## The data
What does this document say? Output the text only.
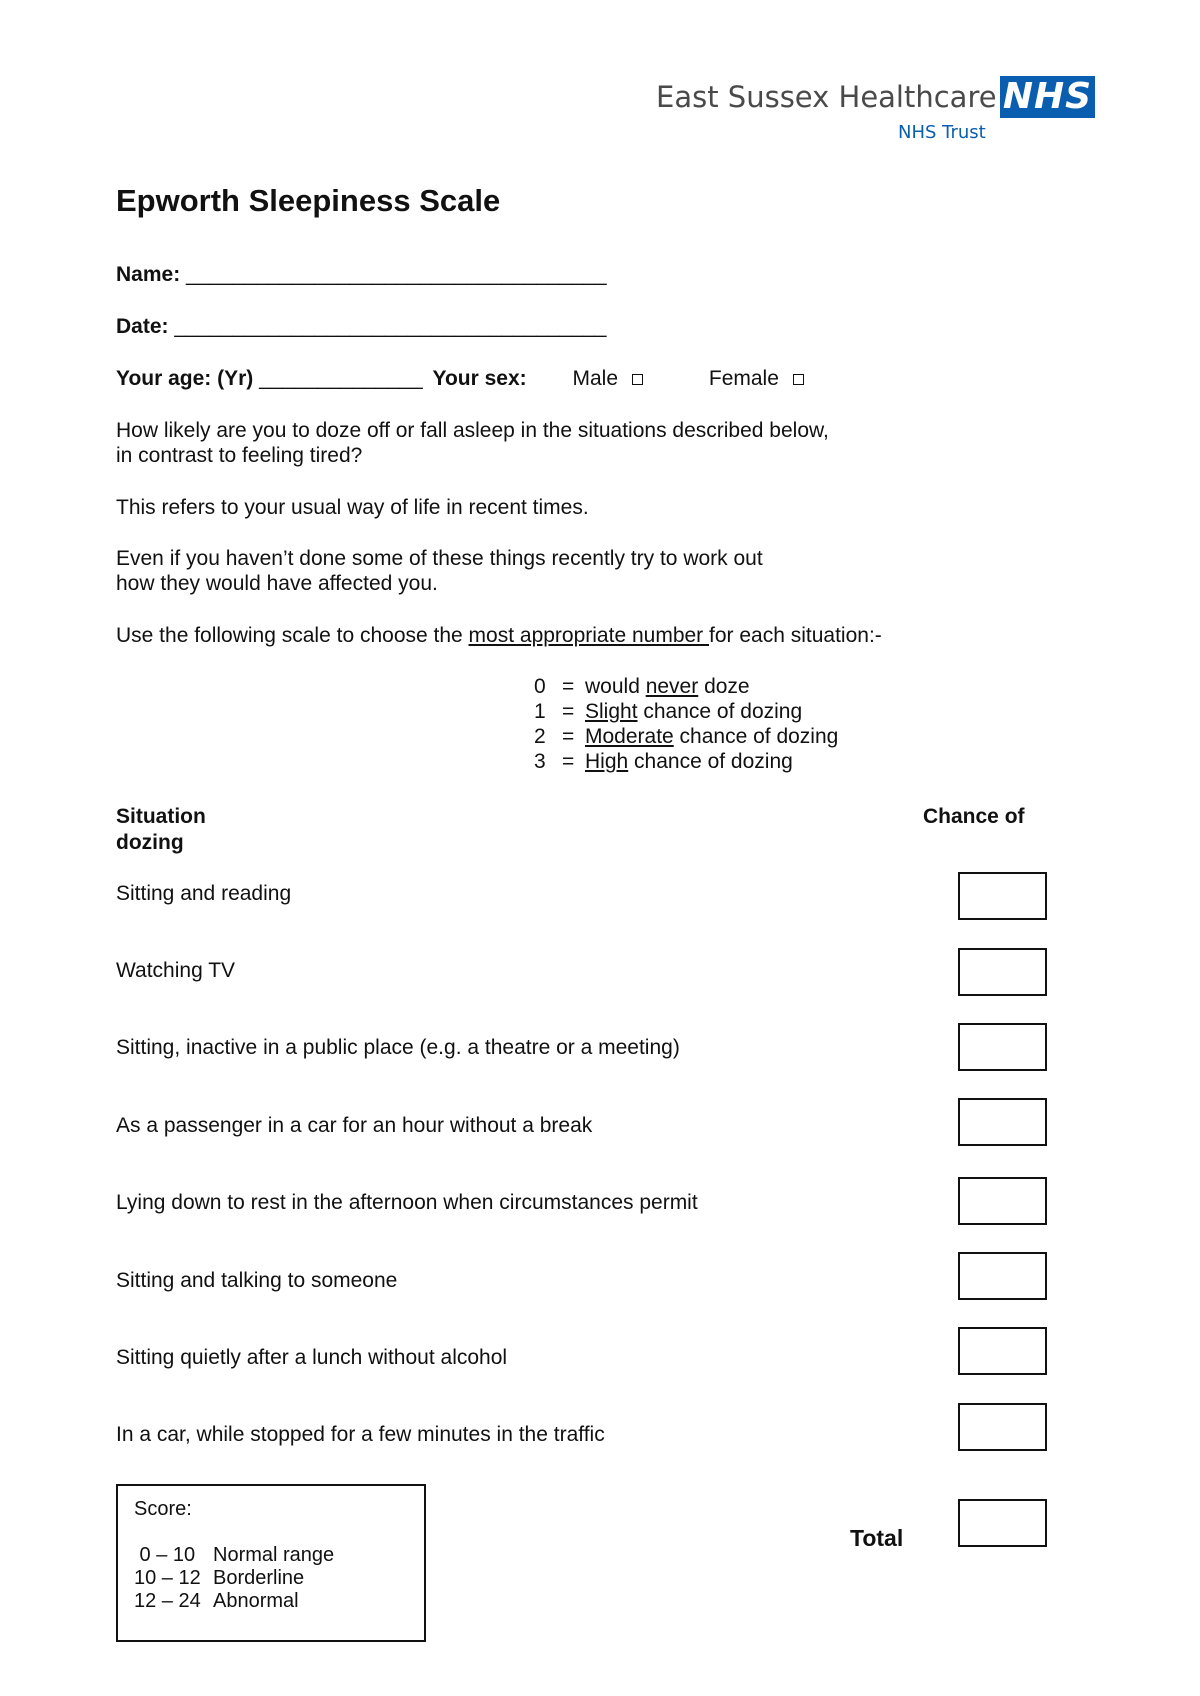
East Sussex Healthcare NHS
NHS Trust
Epworth Sleepiness Scale
Name: ____________________________________
Date: _____________________________________
Your age: (Yr) ______________ Your sex: Male	Female
How likely are you to doze off or fall asleep in the situations described below,
in contrast to feeling tired?
This refers to your usual way of life in recent times.
Even if you haven’t done some of these things recently try to work out
how they would have affected you.
Use the following scale to choose the most appropriate number for each situation:-
0 = would never doze
1 = Slight chance of dozing
2 = Moderate chance of dozing
3 = High chance of dozing
Situation	Chance of
dozing
Sitting and reading
Watching TV
Sitting, inactive in a public place (e.g. a theatre or a meeting)
As a passenger in a car for an hour without a break
Lying down to rest in the afternoon when circumstances permit
Sitting and talking to someone
Sitting quietly after a lunch without alcohol
In a car, while stopped for a few minutes in the traffic
Score:
0 – 10 Normal range
10 – 12 Borderline
12 – 24 Abnormal
Total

## What is required
Go through the entries and return each line where the word "would" appears.

## Completed task
how they would have affected you.
0 = would never doze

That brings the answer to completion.